# Records shown:
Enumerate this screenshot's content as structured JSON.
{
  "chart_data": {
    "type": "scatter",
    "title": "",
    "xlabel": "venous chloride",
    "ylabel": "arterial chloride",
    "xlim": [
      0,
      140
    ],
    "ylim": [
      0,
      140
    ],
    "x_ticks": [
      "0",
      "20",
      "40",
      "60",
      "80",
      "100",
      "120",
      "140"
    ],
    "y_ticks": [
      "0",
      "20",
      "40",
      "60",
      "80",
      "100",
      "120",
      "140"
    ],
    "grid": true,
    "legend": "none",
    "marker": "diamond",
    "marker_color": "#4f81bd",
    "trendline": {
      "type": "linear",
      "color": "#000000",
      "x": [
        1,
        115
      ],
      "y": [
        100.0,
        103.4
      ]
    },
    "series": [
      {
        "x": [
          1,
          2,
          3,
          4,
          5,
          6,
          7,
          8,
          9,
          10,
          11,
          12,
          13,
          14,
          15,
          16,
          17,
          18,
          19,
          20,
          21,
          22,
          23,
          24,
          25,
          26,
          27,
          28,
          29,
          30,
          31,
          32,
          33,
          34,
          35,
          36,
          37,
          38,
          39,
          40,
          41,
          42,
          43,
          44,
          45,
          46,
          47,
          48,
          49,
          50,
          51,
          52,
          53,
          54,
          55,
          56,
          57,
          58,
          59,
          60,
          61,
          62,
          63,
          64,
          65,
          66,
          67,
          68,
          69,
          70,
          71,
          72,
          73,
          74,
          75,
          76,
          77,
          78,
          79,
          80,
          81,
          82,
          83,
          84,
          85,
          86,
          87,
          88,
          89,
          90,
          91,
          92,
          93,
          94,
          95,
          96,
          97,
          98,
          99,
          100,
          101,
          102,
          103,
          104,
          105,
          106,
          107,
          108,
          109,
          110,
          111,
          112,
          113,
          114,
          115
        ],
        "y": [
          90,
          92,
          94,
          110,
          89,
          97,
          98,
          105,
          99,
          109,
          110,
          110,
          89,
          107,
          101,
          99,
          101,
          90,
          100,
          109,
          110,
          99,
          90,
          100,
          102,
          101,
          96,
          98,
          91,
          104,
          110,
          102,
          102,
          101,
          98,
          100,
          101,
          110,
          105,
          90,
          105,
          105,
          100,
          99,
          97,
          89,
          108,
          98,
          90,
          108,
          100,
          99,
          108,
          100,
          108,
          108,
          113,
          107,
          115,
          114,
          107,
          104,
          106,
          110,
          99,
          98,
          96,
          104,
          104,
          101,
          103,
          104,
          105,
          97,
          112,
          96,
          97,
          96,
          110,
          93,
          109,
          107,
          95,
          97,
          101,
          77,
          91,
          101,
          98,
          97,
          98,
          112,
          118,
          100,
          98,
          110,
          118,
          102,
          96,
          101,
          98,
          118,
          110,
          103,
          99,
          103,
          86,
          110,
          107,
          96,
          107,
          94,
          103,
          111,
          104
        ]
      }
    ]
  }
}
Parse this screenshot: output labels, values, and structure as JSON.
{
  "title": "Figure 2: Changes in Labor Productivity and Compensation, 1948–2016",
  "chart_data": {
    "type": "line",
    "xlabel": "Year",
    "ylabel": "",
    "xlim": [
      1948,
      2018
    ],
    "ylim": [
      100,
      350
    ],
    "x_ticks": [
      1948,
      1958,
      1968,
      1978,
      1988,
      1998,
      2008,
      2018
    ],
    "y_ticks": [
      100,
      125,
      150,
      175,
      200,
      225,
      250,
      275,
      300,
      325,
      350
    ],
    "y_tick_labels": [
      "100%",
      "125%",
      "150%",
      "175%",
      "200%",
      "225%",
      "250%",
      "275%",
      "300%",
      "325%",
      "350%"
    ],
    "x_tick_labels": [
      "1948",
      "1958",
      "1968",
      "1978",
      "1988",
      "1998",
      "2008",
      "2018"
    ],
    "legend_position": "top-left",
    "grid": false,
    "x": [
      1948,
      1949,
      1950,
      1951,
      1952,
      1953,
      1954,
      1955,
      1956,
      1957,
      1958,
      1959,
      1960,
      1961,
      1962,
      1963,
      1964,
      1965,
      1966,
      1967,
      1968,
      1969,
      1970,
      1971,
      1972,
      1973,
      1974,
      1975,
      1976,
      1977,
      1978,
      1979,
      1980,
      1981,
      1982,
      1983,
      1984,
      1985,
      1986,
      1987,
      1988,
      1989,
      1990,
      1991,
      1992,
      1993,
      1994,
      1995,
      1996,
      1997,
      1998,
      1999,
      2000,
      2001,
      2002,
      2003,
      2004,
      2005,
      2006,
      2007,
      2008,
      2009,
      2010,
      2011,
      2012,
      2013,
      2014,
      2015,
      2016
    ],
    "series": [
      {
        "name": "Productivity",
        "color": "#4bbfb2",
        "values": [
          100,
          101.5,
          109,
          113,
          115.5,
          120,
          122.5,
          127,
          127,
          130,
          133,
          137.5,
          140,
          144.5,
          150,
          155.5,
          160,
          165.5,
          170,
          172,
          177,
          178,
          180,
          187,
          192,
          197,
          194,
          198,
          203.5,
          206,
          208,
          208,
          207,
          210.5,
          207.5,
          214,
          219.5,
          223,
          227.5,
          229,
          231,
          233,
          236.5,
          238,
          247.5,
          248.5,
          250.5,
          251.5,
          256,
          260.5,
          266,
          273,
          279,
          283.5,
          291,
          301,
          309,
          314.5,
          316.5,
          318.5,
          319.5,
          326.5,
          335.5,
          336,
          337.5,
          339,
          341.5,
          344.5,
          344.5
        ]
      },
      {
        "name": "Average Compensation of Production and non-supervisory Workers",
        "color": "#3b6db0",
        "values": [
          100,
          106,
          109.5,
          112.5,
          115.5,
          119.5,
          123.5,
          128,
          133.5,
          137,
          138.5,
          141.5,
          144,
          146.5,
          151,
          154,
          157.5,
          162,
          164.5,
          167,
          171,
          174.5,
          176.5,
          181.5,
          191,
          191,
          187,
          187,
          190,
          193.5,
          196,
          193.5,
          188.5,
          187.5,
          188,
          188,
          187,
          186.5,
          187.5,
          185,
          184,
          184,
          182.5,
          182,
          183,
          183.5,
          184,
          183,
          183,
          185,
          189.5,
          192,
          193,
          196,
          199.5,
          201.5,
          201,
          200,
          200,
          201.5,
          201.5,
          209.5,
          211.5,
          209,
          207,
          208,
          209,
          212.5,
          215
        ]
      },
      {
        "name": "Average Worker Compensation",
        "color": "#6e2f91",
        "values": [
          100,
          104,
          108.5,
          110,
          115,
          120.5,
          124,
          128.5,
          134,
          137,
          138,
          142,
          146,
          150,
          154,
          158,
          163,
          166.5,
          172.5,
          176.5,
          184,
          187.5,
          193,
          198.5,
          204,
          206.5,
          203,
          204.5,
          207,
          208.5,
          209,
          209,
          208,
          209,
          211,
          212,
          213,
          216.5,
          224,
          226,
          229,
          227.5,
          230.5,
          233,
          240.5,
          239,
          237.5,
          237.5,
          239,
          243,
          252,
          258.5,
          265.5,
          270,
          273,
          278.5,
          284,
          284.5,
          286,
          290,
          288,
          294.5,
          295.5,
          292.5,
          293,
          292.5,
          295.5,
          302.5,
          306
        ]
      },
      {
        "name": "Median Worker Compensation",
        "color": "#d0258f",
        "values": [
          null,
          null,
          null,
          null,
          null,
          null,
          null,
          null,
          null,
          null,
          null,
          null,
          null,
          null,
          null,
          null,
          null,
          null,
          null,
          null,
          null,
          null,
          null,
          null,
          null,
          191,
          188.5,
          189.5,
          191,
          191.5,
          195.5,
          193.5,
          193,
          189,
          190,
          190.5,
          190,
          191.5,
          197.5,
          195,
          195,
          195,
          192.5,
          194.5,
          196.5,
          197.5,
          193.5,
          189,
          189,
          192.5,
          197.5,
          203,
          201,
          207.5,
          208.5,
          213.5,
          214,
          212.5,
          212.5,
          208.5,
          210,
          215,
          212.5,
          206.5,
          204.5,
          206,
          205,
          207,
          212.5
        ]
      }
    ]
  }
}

# Stated problem:
Go through the listing above and locate each line that holds the word "this". Copy those lines.

# Exercise answer:
Enumerate this screenshot's content as structured JSON.
Parse this screenshot: output labels, values, and structure as JSON.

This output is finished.